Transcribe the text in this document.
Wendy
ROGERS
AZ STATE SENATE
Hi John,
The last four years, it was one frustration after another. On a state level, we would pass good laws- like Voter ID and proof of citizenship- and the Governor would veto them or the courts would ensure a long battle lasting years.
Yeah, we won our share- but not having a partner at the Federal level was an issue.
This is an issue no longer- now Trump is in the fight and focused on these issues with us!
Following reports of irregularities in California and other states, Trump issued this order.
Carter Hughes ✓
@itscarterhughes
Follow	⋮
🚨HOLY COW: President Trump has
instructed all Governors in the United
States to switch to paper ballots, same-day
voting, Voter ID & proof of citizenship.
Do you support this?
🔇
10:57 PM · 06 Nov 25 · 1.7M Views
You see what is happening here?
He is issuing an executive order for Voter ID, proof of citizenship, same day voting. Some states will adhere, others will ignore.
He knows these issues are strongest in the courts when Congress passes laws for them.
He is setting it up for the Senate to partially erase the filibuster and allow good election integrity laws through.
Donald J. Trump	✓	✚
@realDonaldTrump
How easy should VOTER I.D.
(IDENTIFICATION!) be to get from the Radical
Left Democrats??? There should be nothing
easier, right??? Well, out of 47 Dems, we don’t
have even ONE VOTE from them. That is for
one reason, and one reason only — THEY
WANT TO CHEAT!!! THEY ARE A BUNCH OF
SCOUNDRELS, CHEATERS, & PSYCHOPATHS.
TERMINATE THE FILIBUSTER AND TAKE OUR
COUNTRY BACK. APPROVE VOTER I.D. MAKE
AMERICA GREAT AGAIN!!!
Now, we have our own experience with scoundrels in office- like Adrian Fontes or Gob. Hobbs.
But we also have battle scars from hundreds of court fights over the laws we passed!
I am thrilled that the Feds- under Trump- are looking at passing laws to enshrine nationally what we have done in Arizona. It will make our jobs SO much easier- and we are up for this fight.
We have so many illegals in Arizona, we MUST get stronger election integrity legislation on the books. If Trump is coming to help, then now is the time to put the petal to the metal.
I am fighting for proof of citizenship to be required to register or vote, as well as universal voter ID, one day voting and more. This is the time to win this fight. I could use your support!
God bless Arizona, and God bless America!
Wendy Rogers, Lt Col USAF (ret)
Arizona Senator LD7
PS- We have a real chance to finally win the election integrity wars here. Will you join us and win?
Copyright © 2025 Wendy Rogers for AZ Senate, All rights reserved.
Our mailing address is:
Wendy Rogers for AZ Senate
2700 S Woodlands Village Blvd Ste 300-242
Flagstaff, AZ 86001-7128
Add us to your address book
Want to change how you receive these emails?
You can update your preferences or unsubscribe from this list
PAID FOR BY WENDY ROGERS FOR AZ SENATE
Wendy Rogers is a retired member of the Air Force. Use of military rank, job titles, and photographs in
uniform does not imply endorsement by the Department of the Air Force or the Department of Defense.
============
■ **Job**
Find every line in the records that contains the word "battle"; copy those lines.

■ **Exercise answer**
The last four years, it was one frustration after another. On a state level, we would pass good laws- like Voter ID and proof of citizenship- and the Governor would veto them or the courts would ensure a long battle lasting years.
But we also have battle scars from hundreds of court fights over the laws we passed!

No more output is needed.